#### [What is expected]
Which lines of the data hold the word "Soyka"? Copy all of them.

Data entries
((

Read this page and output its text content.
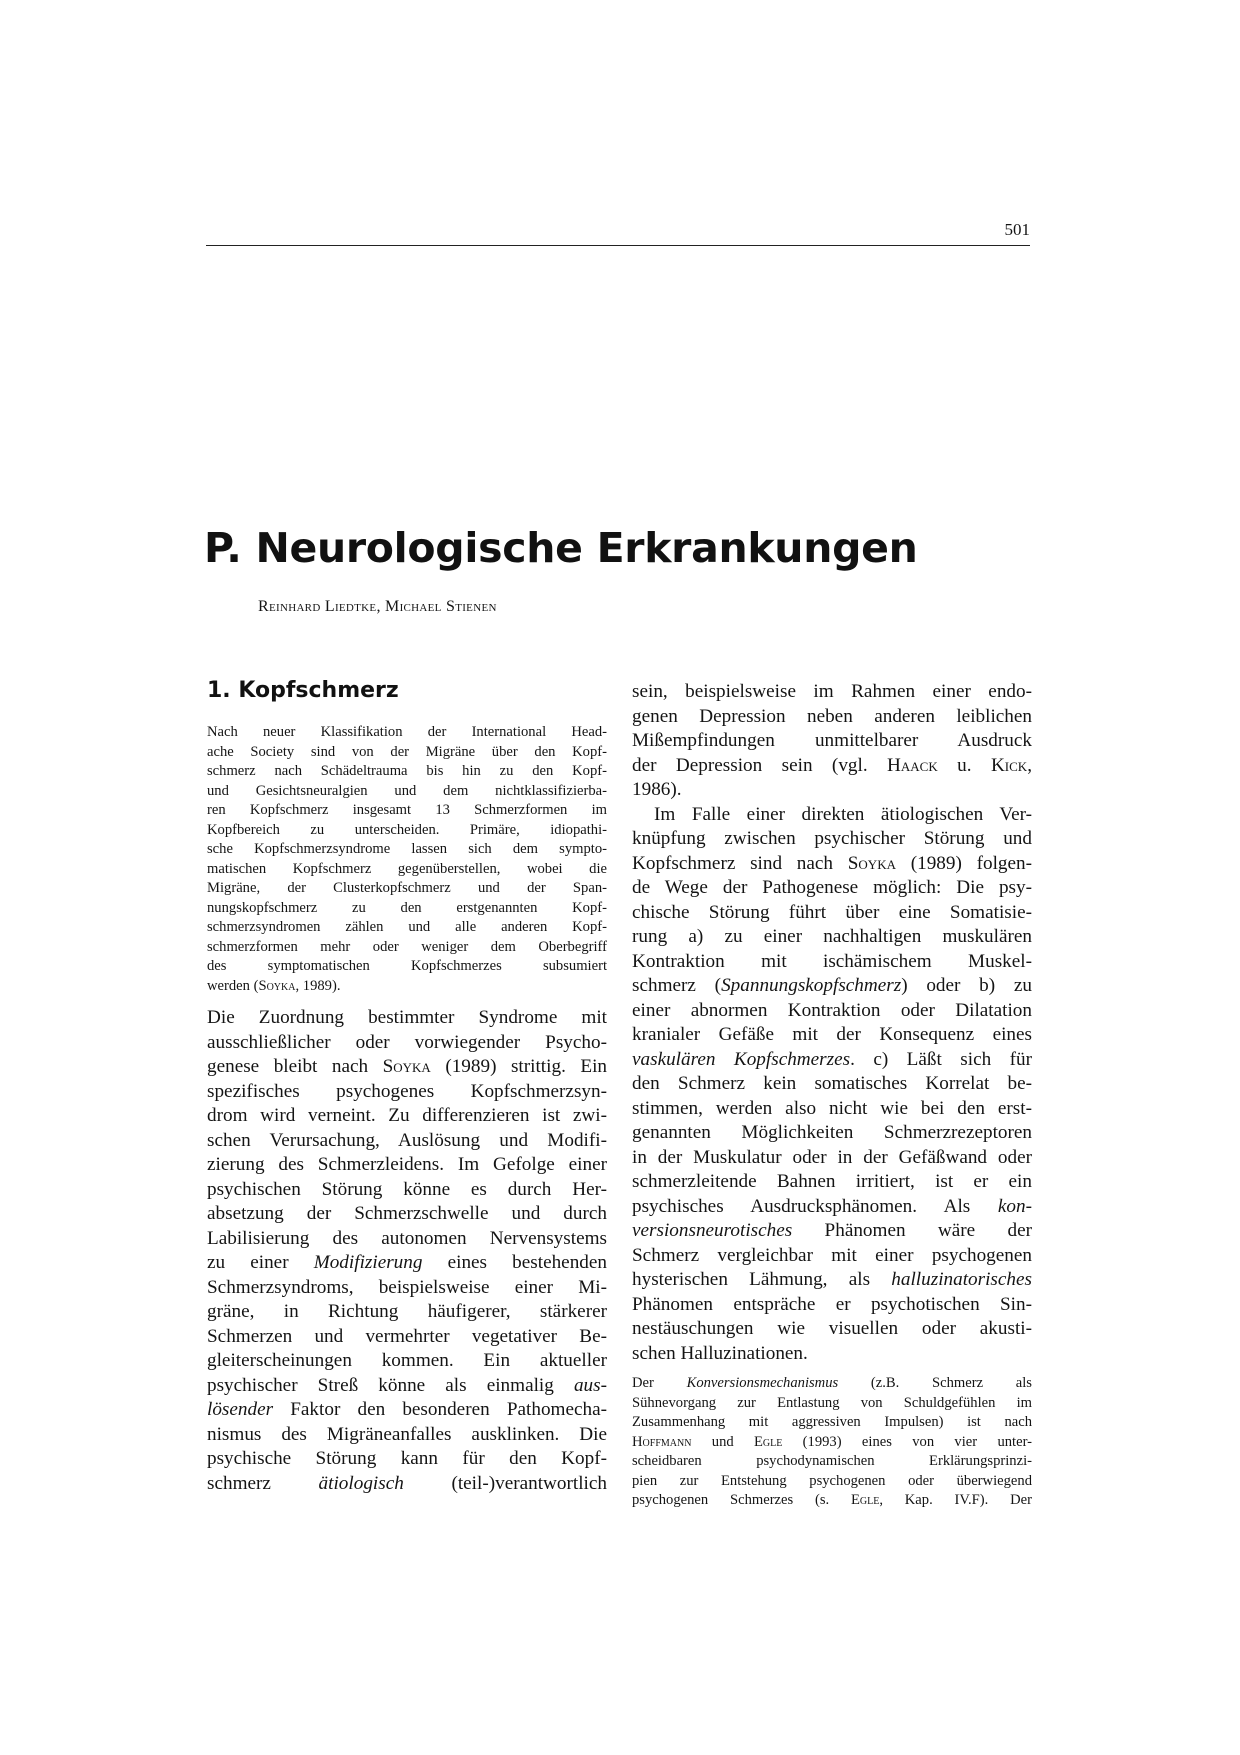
501
P. Neurologische Erkrankungen
Reinhard Liedtke, Michael Stienen
1. Kopfschmerz
Nach neuer Klassifikation der International Head-
ache Society sind von der Migräne über den Kopf-
schmerz nach Schädeltrauma bis hin zu den Kopf-
und Gesichtsneuralgien und dem nichtklassifizierba-
ren Kopfschmerz insgesamt 13 Schmerzformen im
Kopfbereich zu unterscheiden. Primäre, idiopathi-
sche Kopfschmerzsyndrome lassen sich dem sympto-
matischen Kopfschmerz gegenüberstellen, wobei die
Migräne, der Clusterkopfschmerz und der Span-
nungskopfschmerz zu den erstgenannten Kopf-
schmerzsyndromen zählen und alle anderen Kopf-
schmerzformen mehr oder weniger dem Oberbegriff
des symptomatischen Kopfschmerzes subsumiert
werden (Soyka, 1989).
Die Zuordnung bestimmter Syndrome mit
ausschließlicher oder vorwiegender Psycho-
genese bleibt nach Soyka (1989) strittig. Ein
spezifisches psychogenes Kopfschmerzsyn-
drom wird verneint. Zu differenzieren ist zwi-
schen Verursachung, Auslösung und Modifi-
zierung des Schmerzleidens. Im Gefolge einer
psychischen Störung könne es durch Her-
absetzung der Schmerzschwelle und durch
Labilisierung des autonomen Nervensystems
zu einer Modifizierung eines bestehenden
Schmerzsyndroms, beispielsweise einer Mi-
gräne, in Richtung häufigerer, stärkerer
Schmerzen und vermehrter vegetativer Be-
gleiterscheinungen kommen. Ein aktueller
psychischer Streß könne als einmalig aus-
lösender Faktor den besonderen Pathomecha-
nismus des Migräneanfalles ausklinken. Die
psychische Störung kann für den Kopf-
schmerz ätiologisch (teil-)verantwortlich
sein, beispielsweise im Rahmen einer endo-
genen Depression neben anderen leiblichen
Mißempfindungen unmittelbarer Ausdruck
der Depression sein (vgl. Haack u. Kick,
1986).
Im Falle einer direkten ätiologischen Ver-
knüpfung zwischen psychischer Störung und
Kopfschmerz sind nach Soyka (1989) folgen-
de Wege der Pathogenese möglich: Die psy-
chische Störung führt über eine Somatisie-
rung a) zu einer nachhaltigen muskulären
Kontraktion mit ischämischem Muskel-
schmerz (Spannungskopfschmerz) oder b) zu
einer abnormen Kontraktion oder Dilatation
kranialer Gefäße mit der Konsequenz eines
vaskulären Kopfschmerzes. c) Läßt sich für
den Schmerz kein somatisches Korrelat be-
stimmen, werden also nicht wie bei den erst-
genannten Möglichkeiten Schmerzrezeptoren
in der Muskulatur oder in der Gefäßwand oder
schmerzleitende Bahnen irritiert, ist er ein
psychisches Ausdrucksphänomen. Als kon-
versionsneurotisches Phänomen wäre der
Schmerz vergleichbar mit einer psychogenen
hysterischen Lähmung, als halluzinatorisches
Phänomen entspräche er psychotischen Sin-
nestäuschungen wie visuellen oder akusti-
schen Halluzinationen.
Der Konversionsmechanismus (z.B. Schmerz als
Sühnevorgang zur Entlastung von Schuldgefühlen im
Zusammenhang mit aggressiven Impulsen) ist nach
Hoffmann und Egle (1993) eines von vier unter-
scheidbaren psychodynamischen Erklärungsprinzi-
pien zur Entstehung psychogenen oder überwiegend
psychogenen Schmerzes (s. Egle, Kap. IV.F). Der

))

#### [Answer to the problem]
werden (Soyka, 1989).
genese bleibt nach Soyka (1989) strittig. Ein
Kopfschmerz sind nach Soyka (1989) folgen-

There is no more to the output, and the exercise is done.